§ **Listed records**
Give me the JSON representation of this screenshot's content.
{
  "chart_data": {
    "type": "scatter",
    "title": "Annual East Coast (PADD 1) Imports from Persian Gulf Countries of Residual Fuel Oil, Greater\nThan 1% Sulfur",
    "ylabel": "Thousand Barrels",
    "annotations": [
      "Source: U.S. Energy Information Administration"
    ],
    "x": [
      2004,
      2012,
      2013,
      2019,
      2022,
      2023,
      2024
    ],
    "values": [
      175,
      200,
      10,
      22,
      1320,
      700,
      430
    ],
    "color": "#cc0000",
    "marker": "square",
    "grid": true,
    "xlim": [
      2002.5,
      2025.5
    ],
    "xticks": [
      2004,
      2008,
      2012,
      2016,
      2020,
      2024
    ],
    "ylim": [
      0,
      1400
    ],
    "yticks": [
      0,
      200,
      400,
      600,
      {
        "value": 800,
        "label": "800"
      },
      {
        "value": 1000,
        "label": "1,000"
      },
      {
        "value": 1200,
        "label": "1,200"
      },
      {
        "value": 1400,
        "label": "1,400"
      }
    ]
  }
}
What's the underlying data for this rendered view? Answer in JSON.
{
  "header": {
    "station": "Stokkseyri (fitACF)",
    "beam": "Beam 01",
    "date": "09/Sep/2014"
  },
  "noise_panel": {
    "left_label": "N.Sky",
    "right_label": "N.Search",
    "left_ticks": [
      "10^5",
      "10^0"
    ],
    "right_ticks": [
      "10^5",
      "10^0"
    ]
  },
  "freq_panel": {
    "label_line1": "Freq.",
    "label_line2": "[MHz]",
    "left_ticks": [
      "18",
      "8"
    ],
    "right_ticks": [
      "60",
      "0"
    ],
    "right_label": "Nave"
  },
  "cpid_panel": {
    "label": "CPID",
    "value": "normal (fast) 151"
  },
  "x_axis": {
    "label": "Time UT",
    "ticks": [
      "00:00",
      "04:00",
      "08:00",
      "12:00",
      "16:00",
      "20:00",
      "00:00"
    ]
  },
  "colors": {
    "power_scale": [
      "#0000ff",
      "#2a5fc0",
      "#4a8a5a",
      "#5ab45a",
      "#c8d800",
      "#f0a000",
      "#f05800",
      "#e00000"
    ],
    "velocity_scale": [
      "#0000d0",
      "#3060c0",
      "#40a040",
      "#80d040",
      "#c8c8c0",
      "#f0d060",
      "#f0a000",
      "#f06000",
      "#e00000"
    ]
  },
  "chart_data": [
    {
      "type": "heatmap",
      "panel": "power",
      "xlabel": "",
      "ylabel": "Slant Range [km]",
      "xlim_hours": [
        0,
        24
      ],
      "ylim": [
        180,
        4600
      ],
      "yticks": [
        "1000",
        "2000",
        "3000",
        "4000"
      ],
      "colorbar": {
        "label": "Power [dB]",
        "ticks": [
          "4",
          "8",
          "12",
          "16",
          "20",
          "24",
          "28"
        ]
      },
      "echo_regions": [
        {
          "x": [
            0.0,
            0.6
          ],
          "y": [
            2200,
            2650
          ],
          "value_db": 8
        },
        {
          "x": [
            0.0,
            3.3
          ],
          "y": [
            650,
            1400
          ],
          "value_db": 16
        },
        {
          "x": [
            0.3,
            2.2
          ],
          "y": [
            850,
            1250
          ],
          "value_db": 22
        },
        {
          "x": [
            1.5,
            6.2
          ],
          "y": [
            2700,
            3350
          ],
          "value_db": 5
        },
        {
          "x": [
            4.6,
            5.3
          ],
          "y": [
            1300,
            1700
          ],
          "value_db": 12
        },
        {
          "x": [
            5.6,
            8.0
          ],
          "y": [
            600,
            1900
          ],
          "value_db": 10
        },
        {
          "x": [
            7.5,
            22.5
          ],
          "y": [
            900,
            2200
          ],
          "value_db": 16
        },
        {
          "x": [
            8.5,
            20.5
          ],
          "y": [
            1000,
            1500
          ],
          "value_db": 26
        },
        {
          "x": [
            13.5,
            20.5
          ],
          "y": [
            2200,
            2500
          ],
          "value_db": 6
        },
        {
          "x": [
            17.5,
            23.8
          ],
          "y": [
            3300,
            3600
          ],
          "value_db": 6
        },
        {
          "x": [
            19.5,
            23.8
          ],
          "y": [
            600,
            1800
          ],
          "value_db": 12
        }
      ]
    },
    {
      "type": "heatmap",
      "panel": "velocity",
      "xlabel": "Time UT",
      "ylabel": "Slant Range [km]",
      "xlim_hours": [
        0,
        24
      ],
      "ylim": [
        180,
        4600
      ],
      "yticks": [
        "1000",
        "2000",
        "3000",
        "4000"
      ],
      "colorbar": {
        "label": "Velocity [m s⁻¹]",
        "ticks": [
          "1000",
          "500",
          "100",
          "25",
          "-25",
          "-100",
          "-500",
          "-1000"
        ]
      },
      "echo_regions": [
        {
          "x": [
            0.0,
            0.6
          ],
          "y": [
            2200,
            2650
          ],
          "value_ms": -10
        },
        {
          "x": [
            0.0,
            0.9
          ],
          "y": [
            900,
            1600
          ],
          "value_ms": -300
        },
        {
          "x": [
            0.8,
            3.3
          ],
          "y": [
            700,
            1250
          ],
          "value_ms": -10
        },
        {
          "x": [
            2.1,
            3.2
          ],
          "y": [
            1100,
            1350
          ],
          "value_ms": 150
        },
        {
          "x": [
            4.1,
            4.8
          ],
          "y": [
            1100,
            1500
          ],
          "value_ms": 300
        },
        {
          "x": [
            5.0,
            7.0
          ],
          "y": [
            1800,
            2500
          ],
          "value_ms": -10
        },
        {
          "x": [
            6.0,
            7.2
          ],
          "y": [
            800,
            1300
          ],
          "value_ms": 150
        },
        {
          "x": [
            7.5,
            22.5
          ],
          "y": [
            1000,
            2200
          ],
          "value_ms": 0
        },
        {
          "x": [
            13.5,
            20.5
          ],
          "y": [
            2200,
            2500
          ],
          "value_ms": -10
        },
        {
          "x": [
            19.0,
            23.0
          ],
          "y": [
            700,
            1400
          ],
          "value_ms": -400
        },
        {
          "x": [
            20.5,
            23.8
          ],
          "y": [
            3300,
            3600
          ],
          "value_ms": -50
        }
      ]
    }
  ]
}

* * *

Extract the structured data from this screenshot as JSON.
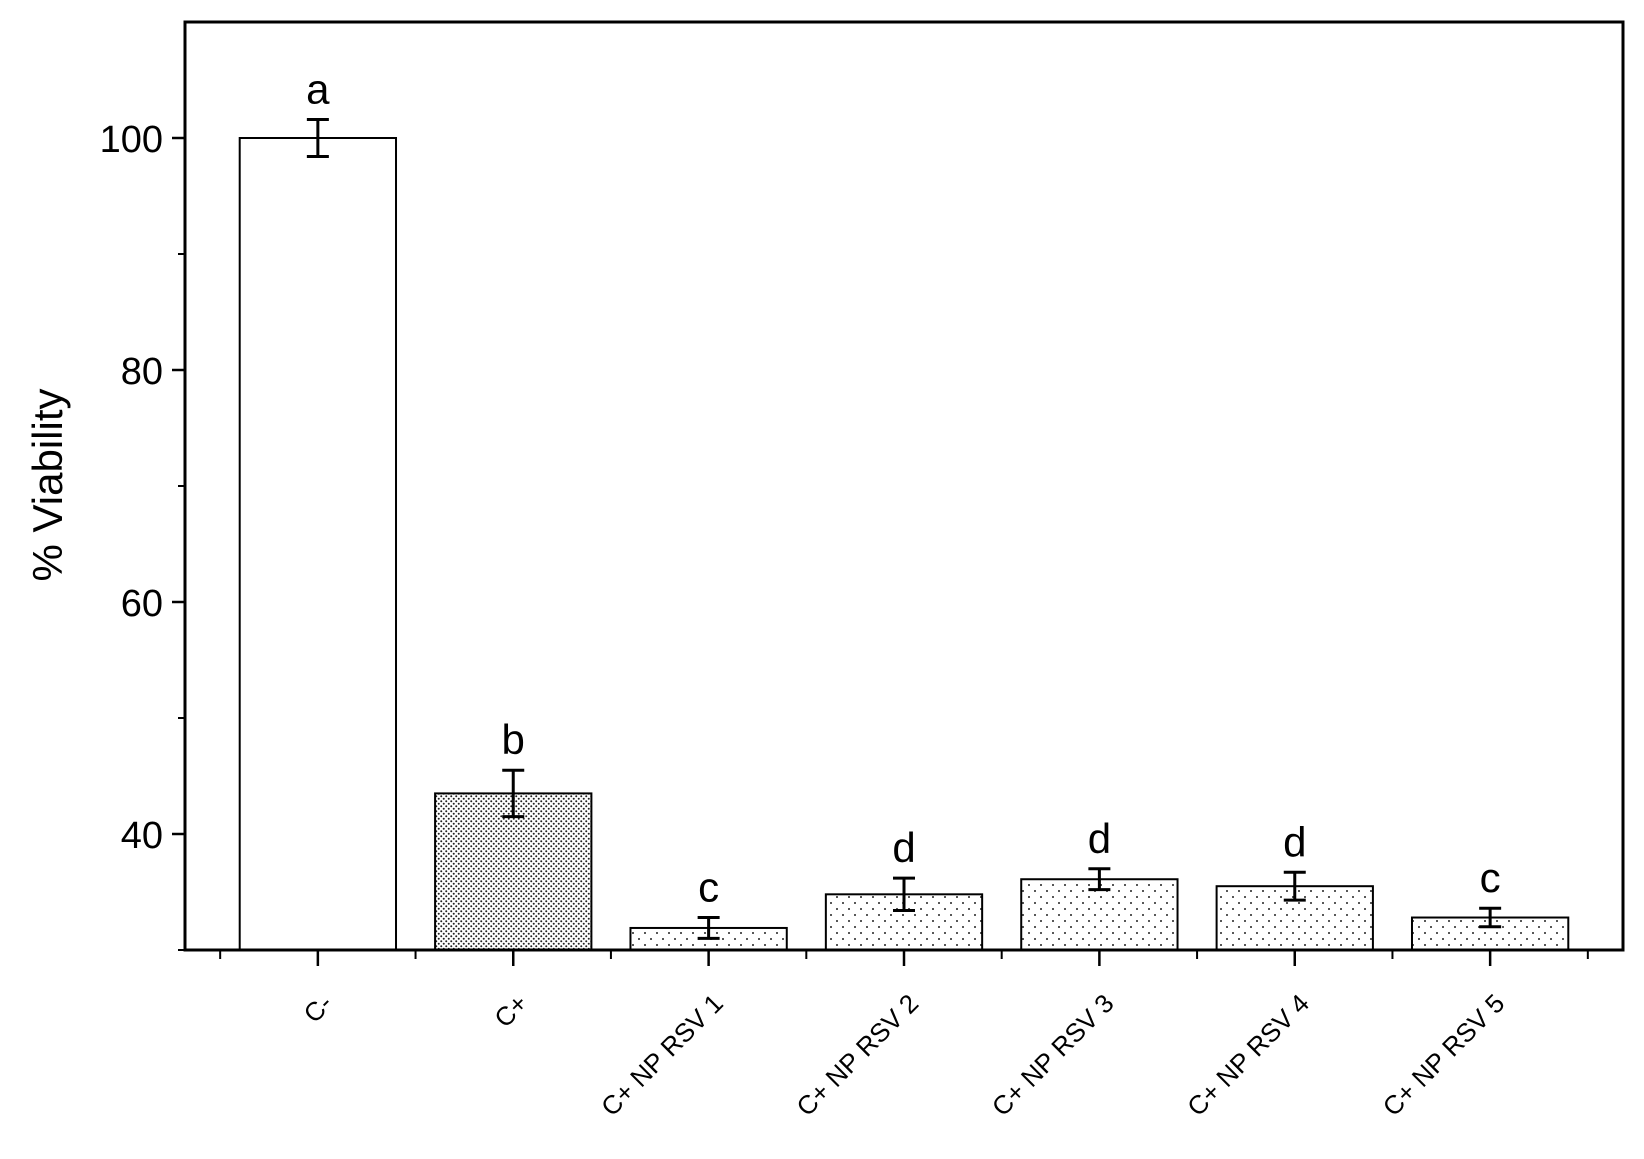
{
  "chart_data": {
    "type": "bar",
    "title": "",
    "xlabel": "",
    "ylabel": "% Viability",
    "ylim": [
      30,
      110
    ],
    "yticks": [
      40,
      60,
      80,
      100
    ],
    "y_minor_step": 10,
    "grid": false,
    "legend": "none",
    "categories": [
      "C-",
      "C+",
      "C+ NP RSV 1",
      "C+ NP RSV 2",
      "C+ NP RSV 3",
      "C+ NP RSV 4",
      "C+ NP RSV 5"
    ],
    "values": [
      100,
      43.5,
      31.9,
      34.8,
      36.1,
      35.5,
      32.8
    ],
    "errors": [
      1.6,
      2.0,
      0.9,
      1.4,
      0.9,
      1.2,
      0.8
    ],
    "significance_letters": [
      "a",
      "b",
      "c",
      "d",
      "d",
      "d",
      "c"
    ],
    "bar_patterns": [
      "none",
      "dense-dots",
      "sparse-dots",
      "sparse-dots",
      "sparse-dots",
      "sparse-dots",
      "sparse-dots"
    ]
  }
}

==

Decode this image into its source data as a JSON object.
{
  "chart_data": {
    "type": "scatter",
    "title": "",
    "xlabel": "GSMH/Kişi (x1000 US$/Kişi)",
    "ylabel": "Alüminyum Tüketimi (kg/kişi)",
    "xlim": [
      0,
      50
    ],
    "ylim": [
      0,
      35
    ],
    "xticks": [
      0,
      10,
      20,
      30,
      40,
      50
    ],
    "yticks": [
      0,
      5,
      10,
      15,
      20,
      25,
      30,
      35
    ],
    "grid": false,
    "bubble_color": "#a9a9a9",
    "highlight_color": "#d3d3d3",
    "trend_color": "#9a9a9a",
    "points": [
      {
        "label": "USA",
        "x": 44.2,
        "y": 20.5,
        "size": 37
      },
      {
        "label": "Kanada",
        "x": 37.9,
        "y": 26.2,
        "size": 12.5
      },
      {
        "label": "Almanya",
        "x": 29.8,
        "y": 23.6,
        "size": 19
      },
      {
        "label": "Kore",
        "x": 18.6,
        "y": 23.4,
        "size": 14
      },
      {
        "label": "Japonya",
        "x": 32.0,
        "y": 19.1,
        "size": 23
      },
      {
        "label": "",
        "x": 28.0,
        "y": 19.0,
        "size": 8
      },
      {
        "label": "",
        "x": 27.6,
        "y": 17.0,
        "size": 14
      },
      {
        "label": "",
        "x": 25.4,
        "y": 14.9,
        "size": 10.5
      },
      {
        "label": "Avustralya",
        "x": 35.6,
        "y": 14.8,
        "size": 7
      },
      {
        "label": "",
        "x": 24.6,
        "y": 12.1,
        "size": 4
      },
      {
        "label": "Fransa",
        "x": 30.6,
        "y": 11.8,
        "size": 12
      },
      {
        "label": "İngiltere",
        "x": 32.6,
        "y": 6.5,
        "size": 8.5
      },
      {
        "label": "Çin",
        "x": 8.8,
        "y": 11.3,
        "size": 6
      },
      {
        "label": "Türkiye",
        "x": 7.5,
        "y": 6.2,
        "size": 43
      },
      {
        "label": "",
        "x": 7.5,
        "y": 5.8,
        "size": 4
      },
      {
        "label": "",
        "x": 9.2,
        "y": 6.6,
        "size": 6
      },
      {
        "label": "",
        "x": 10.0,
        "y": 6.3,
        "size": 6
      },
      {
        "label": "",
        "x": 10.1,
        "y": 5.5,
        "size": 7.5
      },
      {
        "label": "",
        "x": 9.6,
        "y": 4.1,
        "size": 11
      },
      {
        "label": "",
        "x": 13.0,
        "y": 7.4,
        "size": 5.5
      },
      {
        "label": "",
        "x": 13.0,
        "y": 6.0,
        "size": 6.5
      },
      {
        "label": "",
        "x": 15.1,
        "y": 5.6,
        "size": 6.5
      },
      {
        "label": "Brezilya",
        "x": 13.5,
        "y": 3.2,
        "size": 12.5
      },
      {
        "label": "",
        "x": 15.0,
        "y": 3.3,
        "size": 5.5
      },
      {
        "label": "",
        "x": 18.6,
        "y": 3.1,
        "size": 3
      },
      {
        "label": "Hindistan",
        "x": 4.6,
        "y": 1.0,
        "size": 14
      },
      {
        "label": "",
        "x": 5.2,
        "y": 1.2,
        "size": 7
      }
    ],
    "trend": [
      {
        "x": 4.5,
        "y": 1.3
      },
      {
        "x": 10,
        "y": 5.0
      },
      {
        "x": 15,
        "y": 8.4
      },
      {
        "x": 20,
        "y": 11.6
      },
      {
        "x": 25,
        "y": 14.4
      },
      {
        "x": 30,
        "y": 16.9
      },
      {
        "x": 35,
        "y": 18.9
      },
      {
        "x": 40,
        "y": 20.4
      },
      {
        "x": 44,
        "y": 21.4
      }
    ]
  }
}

§ **Stated goal**
Filter lines by "xlabel" and return each hit.

§ **Solution**
      "xlabel": "",
      "xlabel": "Time UT",
    "xlabel": "",
    "xlabel": "GSMH/Kişi (x1000 US$/Kişi)",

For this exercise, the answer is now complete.